— Start of RECORDS FOR THIS EXERCISE —

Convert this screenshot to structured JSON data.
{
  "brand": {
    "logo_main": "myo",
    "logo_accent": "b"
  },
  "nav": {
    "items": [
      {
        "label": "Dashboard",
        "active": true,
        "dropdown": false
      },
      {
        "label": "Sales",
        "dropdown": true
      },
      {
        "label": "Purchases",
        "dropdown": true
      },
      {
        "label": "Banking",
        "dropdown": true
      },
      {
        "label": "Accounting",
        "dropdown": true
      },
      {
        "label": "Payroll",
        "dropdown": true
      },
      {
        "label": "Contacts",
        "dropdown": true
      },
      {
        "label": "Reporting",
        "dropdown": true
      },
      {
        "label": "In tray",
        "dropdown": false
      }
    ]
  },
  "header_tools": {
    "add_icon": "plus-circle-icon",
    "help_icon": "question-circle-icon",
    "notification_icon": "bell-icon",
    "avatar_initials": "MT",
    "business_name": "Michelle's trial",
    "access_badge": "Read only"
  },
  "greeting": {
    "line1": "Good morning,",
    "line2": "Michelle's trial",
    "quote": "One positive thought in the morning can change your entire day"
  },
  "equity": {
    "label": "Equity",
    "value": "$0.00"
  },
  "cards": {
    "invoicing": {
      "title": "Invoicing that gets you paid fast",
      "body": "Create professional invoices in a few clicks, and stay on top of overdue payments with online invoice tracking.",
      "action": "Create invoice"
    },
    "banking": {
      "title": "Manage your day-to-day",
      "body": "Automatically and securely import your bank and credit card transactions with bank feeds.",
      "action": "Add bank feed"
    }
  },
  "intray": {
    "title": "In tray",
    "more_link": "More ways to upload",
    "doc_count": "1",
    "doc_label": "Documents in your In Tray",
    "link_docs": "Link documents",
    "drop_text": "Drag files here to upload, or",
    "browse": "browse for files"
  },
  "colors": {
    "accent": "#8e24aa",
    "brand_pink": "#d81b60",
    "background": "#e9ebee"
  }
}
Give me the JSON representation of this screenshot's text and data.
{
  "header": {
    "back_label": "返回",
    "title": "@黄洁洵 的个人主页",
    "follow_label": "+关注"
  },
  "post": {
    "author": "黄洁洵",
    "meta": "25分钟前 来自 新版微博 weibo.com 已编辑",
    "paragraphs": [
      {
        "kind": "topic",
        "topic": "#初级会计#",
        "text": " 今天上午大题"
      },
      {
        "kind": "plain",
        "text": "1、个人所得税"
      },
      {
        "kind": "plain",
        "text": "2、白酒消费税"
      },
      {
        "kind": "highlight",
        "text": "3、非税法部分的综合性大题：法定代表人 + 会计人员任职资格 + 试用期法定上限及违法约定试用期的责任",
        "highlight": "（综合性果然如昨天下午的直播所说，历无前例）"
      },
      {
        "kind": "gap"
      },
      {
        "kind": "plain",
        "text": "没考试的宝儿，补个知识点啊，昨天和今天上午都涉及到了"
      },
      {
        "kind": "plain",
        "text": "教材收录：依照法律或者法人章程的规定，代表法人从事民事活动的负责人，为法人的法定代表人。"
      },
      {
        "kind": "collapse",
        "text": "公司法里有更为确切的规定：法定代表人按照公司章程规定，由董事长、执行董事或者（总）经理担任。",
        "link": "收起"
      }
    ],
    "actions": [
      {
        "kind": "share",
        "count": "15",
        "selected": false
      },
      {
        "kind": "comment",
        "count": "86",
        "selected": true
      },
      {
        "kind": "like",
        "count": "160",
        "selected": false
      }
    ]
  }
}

— End of RECORDS FOR THIS EXERCISE —

> **YOUR INSTRUCTIONS**: Wherever "icon" shows up in a line, copy that line.

> **RESULT**:
    "add_icon": "plus-circle-icon",
    "help_icon": "question-circle-icon",
    "notification_icon": "bell-icon",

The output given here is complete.